* Instruction: Repeat every line of the data exactly, but not the pictures.

··· Extracted records

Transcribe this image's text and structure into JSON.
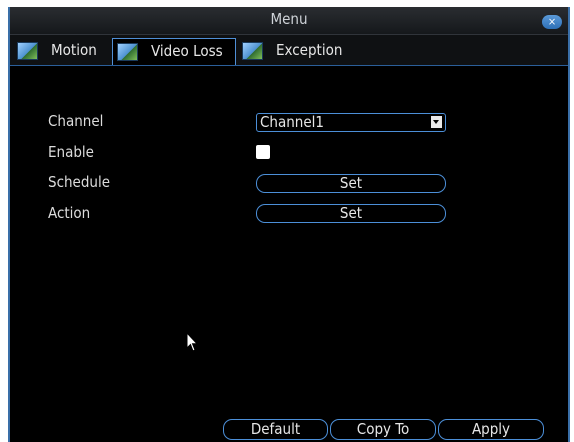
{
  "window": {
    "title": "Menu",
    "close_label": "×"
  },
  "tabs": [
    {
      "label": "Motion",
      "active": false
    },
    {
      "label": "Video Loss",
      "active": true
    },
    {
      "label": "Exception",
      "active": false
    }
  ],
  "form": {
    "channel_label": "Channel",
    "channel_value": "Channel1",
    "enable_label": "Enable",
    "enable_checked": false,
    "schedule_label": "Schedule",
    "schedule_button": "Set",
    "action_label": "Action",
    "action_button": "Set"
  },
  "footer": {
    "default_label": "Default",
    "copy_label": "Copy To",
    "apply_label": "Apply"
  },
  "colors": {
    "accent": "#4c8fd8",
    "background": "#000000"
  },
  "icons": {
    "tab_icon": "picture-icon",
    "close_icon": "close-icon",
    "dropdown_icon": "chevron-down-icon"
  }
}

······

* Exercise answer:
Transcribe this image's text and structure into JSON.
{
  "window": {
    "title": "Menu",
    "close_label": "×"
  },
  "tabs": [
    {
      "label": "Motion",
      "active": false
    },
    {
      "label": "Video Loss",
      "active": true
    },
    {
      "label": "Exception",
      "active": false
    }
  ],
  "form": {
    "channel_label": "Channel",
    "channel_value": "Channel1",
    "enable_label": "Enable",
    "enable_checked": false,
    "schedule_label": "Schedule",
    "schedule_button": "Set",
    "action_label": "Action",
    "action_button": "Set"
  },
  "footer": {
    "default_label": "Default",
    "copy_label": "Copy To",
    "apply_label": "Apply"
  },
  "colors": {
    "accent": "#4c8fd8",
    "background": "#000000"
  },
  "icons": {
    "tab_icon": "picture-icon",
    "close_icon": "close-icon",
    "dropdown_icon": "chevron-down-icon"
  }
}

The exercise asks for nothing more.